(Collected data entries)

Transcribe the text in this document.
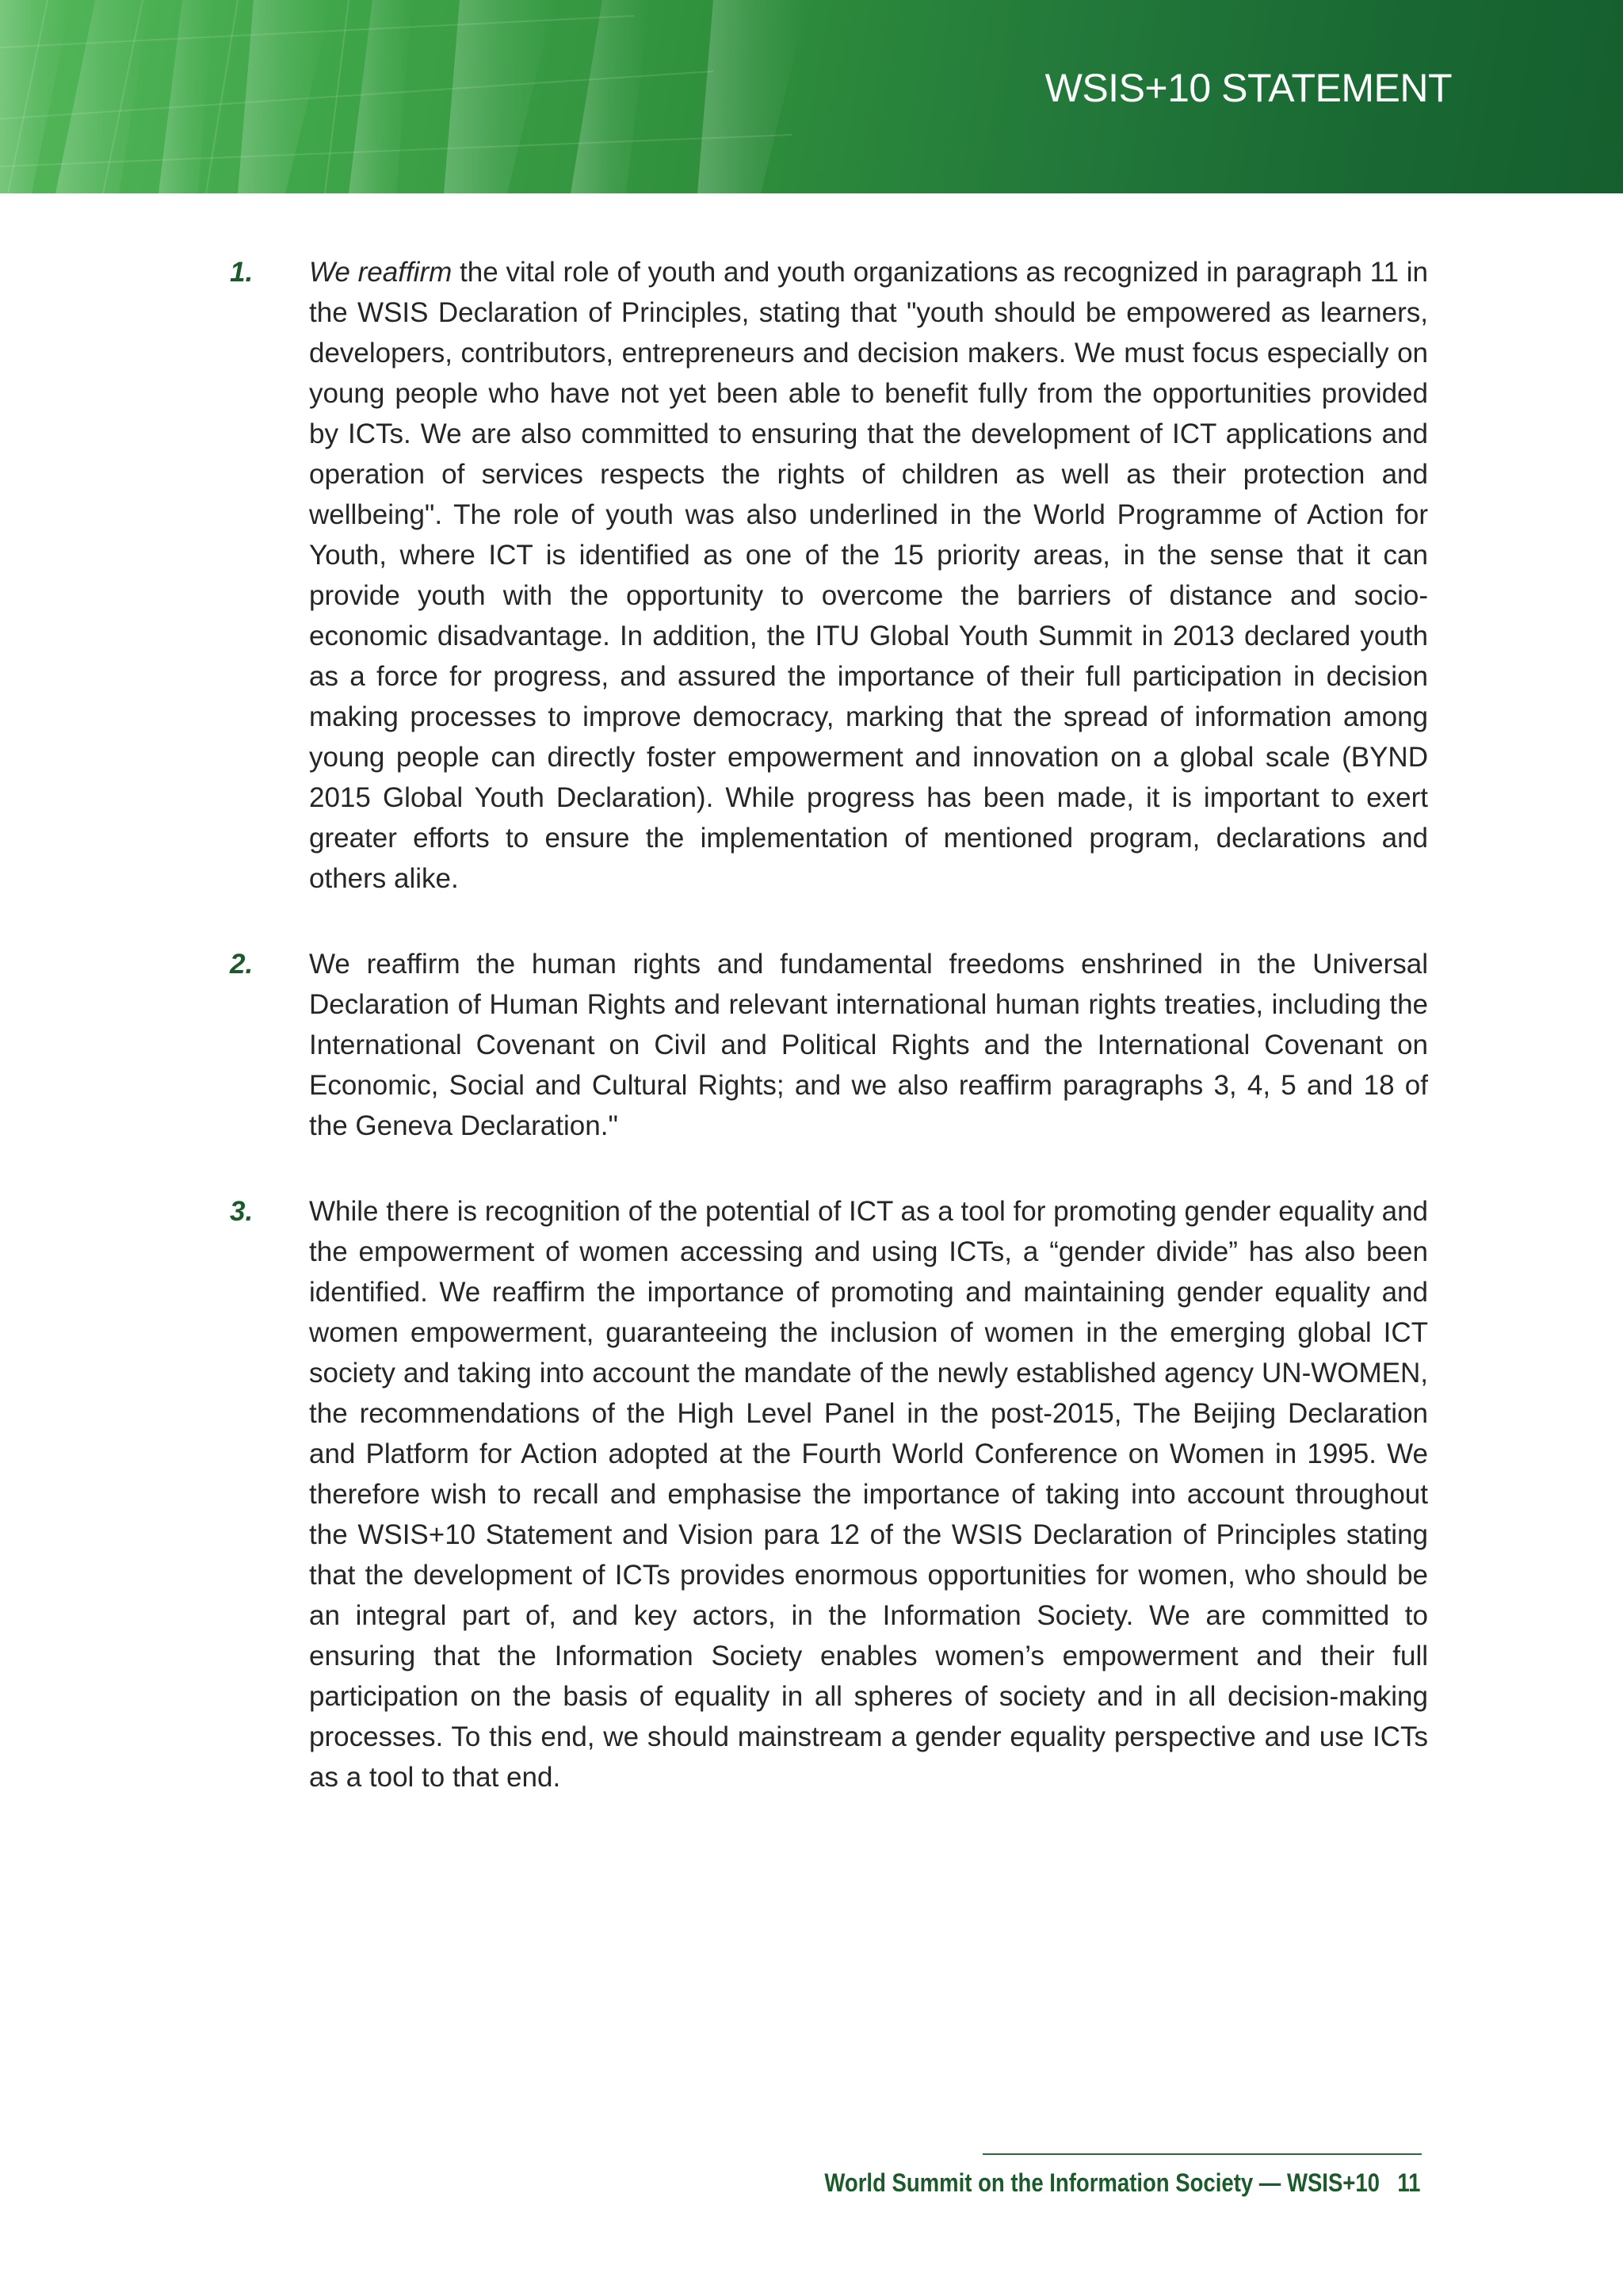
WSIS+10 STATEMENT
1.	We reaffirm the vital role of youth and youth organizations as recognized in paragraph 11 in the WSIS Declaration of Principles, stating that "youth should be empowered as learners, developers, contributors, entrepreneurs and decision makers. We must focus especially on young people who have not yet been able to benefit fully from the opportunities provided by ICTs. We are also committed to ensuring that the development of ICT applications and operation of services respects the rights of children as well as their protection and wellbeing". The role of youth was also underlined in the World Programme of Action for Youth, where ICT is identified as one of the 15 priority areas, in the sense that it can provide youth with the opportunity to overcome the barriers of distance and socio-economic disadvantage. In addition, the ITU Global Youth Summit in 2013 declared youth as a force for progress, and assured the importance of their full participation in decision making processes to improve democracy, marking that the spread of information among young people can directly foster empowerment and innovation on a global scale (BYND 2015 Global Youth Declaration). While progress has been made, it is important to exert greater efforts to ensure the implementation of mentioned program, declarations and others alike.
2.	We reaffirm the human rights and fundamental freedoms enshrined in the Universal Declaration of Human Rights and relevant international human rights treaties, including the International Covenant on Civil and Political Rights and the International Covenant on Economic, Social and Cultural Rights; and we also reaffirm paragraphs 3, 4, 5 and 18 of the Geneva Declaration."
3.	While there is recognition of the potential of ICT as a tool for promoting gender equality and the empowerment of women accessing and using ICTs, a “gender divide” has also been identified. We reaffirm the importance of promoting and maintaining gender equality and women empowerment, guaranteeing the inclusion of women in the emerging global ICT society and taking into account the mandate of the newly established agency UN-WOMEN, the recommendations of the High Level Panel in the post-2015, The Beijing Declaration and Platform for Action adopted at the Fourth World Conference on Women in 1995. We therefore wish to recall and emphasise the importance of taking into account throughout the WSIS+10 Statement and Vision para 12 of the WSIS Declaration of Principles stating that the development of ICTs provides enormous opportunities for women, who should be an integral part of, and key actors, in the Information Society. We are committed to ensuring that the Information Society enables women’s empowerment and their full participation on the basis of equality in all spheres of society and in all decision-making processes. To this end, we should mainstream a gender equality perspective and use ICTs as a tool to that end.
World Summit on the Information Society — WSIS+10 11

■ THE PROBLEM
Skip the pictures and print each record exactly as it stands.

■ OUTPUT FOR THIS EXERCISE
Transcribe the text in this document.
WSIS+10 STATEMENT
1.	We reaffirm the vital role of youth and youth organizations as recognized in paragraph 11 in the WSIS Declaration of Principles, stating that "youth should be empowered as learners, developers, contributors, entrepreneurs and decision makers. We must focus especially on young people who have not yet been able to benefit fully from the opportunities provided by ICTs. We are also committed to ensuring that the development of ICT applications and operation of services respects the rights of children as well as their protection and wellbeing". The role of youth was also underlined in the World Programme of Action for Youth, where ICT is identified as one of the 15 priority areas, in the sense that it can provide youth with the opportunity to overcome the barriers of distance and socio-economic disadvantage. In addition, the ITU Global Youth Summit in 2013 declared youth as a force for progress, and assured the importance of their full participation in decision making processes to improve democracy, marking that the spread of information among young people can directly foster empowerment and innovation on a global scale (BYND 2015 Global Youth Declaration). While progress has been made, it is important to exert greater efforts to ensure the implementation of mentioned program, declarations and others alike.
2.	We reaffirm the human rights and fundamental freedoms enshrined in the Universal Declaration of Human Rights and relevant international human rights treaties, including the International Covenant on Civil and Political Rights and the International Covenant on Economic, Social and Cultural Rights; and we also reaffirm paragraphs 3, 4, 5 and 18 of the Geneva Declaration."
3.	While there is recognition of the potential of ICT as a tool for promoting gender equality and the empowerment of women accessing and using ICTs, a “gender divide” has also been identified. We reaffirm the importance of promoting and maintaining gender equality and women empowerment, guaranteeing the inclusion of women in the emerging global ICT society and taking into account the mandate of the newly established agency UN-WOMEN, the recommendations of the High Level Panel in the post-2015, The Beijing Declaration and Platform for Action adopted at the Fourth World Conference on Women in 1995. We therefore wish to recall and emphasise the importance of taking into account throughout the WSIS+10 Statement and Vision para 12 of the WSIS Declaration of Principles stating that the development of ICTs provides enormous opportunities for women, who should be an integral part of, and key actors, in the Information Society. We are committed to ensuring that the Information Society enables women’s empowerment and their full participation on the basis of equality in all spheres of society and in all decision-making processes. To this end, we should mainstream a gender equality perspective and use ICTs as a tool to that end.
World Summit on the Information Society — WSIS+10 11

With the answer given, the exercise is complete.